Data excerpts.
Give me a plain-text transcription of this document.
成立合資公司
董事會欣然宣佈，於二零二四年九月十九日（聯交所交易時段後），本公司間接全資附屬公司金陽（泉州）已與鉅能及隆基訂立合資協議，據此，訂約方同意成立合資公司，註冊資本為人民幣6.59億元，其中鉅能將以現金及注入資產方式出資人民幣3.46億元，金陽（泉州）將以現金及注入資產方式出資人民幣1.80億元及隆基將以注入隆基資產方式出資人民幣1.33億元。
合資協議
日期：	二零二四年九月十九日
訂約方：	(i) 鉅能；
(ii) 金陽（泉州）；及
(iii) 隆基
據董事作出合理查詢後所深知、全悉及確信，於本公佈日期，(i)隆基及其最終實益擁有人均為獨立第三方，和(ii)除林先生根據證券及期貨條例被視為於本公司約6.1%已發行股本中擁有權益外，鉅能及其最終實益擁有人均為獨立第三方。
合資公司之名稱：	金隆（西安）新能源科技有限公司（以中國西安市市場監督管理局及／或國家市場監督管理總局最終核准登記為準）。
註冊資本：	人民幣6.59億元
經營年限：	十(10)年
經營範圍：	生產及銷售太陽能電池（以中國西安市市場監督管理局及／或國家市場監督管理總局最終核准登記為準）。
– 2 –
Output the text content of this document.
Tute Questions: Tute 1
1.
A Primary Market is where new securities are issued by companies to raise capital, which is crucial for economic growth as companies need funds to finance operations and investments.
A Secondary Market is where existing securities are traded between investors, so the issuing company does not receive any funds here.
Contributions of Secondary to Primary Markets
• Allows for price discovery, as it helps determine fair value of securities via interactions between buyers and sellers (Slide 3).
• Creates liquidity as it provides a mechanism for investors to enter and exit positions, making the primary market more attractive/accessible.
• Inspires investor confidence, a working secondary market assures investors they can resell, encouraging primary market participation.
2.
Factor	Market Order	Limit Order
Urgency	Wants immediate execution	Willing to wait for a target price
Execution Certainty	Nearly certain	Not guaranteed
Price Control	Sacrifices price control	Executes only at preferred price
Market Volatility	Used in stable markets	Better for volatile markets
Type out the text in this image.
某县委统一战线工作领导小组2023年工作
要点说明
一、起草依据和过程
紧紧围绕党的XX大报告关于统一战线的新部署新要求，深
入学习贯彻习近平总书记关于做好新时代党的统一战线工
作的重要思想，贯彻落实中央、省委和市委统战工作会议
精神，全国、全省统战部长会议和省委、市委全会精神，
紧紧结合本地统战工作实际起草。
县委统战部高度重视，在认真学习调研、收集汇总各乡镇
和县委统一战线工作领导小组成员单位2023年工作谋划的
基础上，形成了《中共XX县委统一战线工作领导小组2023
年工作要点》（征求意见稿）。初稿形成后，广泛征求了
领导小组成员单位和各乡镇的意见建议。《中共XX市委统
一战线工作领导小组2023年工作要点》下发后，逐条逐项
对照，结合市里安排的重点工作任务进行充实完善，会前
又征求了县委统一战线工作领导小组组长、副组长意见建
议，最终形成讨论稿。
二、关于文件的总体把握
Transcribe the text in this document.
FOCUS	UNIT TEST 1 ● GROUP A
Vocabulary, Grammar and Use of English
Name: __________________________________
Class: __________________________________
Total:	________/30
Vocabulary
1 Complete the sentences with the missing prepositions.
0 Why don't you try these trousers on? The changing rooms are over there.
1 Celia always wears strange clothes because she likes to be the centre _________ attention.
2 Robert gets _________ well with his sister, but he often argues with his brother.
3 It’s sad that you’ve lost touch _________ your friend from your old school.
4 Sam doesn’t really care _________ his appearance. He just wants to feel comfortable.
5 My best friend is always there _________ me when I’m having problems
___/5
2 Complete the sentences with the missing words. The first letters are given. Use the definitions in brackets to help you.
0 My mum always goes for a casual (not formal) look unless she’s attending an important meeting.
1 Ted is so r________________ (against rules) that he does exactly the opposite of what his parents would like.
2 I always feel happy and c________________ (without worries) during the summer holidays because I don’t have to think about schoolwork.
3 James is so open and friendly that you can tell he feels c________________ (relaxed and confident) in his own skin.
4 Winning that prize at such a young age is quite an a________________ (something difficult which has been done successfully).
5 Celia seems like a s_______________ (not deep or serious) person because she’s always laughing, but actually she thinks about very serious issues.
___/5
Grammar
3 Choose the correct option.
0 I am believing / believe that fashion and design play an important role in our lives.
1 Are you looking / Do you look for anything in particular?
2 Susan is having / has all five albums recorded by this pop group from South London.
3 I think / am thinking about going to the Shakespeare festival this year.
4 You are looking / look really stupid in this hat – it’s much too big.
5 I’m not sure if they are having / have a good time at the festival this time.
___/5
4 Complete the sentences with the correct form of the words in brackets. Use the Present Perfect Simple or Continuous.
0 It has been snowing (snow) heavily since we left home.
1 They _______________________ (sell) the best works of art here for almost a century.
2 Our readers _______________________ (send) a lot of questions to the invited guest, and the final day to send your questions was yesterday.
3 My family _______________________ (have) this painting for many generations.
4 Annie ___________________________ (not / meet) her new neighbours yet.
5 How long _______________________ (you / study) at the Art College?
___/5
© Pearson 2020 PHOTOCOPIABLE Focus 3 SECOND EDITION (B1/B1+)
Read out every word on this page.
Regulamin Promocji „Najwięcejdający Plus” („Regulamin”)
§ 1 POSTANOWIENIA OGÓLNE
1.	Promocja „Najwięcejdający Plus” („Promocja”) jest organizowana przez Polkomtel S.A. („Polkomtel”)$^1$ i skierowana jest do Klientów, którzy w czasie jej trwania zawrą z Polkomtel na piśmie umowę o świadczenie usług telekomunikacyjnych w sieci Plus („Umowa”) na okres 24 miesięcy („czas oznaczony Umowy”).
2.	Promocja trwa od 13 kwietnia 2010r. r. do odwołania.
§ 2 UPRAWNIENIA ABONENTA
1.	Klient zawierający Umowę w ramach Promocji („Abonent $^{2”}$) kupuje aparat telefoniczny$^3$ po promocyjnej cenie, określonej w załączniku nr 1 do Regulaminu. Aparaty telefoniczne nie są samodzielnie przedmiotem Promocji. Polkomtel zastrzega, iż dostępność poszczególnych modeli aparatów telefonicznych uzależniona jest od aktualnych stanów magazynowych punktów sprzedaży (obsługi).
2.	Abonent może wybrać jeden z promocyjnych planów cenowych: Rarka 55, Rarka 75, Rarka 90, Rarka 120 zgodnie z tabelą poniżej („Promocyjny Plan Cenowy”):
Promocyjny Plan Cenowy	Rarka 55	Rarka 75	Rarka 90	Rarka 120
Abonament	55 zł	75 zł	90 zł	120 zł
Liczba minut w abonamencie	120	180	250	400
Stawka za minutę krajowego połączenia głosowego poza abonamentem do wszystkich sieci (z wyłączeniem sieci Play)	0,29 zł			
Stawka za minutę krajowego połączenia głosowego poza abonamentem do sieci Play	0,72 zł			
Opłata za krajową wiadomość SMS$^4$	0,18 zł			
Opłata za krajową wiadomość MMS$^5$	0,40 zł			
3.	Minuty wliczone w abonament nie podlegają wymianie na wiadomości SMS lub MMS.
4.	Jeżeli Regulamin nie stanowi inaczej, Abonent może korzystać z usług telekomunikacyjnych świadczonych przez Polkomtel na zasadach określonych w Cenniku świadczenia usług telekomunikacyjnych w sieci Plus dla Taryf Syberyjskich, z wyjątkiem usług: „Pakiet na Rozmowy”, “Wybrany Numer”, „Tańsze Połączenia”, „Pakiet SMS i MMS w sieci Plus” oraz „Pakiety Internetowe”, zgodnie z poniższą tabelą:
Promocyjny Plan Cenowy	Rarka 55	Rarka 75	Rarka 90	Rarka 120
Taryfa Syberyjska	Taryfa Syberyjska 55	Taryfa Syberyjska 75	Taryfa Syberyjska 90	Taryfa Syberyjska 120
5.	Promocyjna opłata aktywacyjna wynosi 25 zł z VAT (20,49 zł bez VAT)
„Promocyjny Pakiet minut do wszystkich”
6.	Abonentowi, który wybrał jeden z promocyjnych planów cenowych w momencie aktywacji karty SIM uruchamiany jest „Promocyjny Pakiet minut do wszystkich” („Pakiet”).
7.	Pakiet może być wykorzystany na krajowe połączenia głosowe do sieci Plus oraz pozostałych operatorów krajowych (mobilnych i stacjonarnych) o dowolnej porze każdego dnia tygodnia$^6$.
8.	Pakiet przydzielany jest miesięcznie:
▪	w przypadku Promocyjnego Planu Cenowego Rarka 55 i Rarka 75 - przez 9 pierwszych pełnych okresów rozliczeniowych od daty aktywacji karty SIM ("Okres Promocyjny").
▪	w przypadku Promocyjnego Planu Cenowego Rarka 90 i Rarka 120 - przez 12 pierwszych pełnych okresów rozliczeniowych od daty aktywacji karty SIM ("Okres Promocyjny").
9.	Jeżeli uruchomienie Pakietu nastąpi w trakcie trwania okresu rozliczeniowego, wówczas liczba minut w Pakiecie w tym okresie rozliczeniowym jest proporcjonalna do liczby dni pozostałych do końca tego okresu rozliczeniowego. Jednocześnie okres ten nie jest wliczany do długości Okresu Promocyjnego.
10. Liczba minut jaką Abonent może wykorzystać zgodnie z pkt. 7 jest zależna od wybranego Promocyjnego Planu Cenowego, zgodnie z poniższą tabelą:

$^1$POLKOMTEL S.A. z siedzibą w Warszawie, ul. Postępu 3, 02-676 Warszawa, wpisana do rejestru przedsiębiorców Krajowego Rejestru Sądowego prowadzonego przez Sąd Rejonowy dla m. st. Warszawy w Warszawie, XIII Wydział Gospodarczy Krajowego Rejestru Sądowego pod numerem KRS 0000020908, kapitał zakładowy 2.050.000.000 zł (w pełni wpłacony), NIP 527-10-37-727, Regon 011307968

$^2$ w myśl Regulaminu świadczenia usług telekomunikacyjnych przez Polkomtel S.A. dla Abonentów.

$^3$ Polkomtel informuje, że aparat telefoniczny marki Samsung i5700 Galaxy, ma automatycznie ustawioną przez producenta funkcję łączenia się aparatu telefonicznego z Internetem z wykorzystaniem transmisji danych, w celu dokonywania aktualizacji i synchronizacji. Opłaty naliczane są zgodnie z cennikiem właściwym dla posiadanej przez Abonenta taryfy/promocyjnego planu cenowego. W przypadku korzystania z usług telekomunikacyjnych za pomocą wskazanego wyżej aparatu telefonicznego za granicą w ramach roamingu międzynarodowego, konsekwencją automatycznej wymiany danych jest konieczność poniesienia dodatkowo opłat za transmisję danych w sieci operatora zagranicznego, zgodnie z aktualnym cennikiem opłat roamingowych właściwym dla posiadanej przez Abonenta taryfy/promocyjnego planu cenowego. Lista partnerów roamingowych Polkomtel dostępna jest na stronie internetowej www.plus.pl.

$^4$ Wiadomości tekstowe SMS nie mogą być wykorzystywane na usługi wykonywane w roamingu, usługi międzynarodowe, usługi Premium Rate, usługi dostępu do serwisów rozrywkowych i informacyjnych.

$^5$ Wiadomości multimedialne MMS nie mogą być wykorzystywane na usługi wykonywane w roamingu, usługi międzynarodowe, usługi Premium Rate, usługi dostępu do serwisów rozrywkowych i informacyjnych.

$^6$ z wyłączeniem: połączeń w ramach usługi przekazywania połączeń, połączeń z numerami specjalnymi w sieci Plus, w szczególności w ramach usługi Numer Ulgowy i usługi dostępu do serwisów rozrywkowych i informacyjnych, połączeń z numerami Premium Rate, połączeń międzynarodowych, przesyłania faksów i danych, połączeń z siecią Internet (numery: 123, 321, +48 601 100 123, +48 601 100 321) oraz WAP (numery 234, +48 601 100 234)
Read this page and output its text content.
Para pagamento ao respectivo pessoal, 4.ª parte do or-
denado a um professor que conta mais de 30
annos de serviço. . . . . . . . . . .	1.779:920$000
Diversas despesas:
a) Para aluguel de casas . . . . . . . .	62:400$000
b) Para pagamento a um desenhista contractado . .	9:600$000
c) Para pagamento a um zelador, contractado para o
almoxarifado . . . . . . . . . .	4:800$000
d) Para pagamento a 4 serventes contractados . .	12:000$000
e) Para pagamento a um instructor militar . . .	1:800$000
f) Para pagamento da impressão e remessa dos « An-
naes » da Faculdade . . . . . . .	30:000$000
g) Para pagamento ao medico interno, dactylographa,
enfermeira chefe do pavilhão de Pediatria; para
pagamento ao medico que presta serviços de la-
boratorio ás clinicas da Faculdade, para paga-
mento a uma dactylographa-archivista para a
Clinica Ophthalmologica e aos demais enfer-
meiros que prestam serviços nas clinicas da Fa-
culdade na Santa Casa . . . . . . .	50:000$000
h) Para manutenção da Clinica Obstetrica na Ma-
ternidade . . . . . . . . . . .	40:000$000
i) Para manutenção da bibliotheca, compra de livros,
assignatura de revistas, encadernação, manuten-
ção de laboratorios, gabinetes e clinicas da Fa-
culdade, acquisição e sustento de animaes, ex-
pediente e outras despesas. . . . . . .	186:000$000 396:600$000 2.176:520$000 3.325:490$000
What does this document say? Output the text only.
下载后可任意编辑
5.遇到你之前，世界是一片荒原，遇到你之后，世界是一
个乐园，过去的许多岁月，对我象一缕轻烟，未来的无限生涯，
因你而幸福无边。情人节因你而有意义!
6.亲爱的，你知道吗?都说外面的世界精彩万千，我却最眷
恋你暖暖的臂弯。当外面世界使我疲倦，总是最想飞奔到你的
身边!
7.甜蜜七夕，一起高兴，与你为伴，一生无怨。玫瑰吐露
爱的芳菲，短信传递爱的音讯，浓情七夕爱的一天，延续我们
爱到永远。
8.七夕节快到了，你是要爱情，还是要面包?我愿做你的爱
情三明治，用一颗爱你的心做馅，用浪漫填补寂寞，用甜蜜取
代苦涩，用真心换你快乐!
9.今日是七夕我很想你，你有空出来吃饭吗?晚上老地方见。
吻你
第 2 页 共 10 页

Task details. Gather, from the listing above, every line carrying the word "Complete".

Output of the task.
1 Complete the sentences with the missing prepositions.
2 Complete the sentences with the missing words. The first letters are given. Use the definitions in brackets to help you.
4 Complete the sentences with the correct form of the words in brackets. Use the Present Perfect Simple or Continuous.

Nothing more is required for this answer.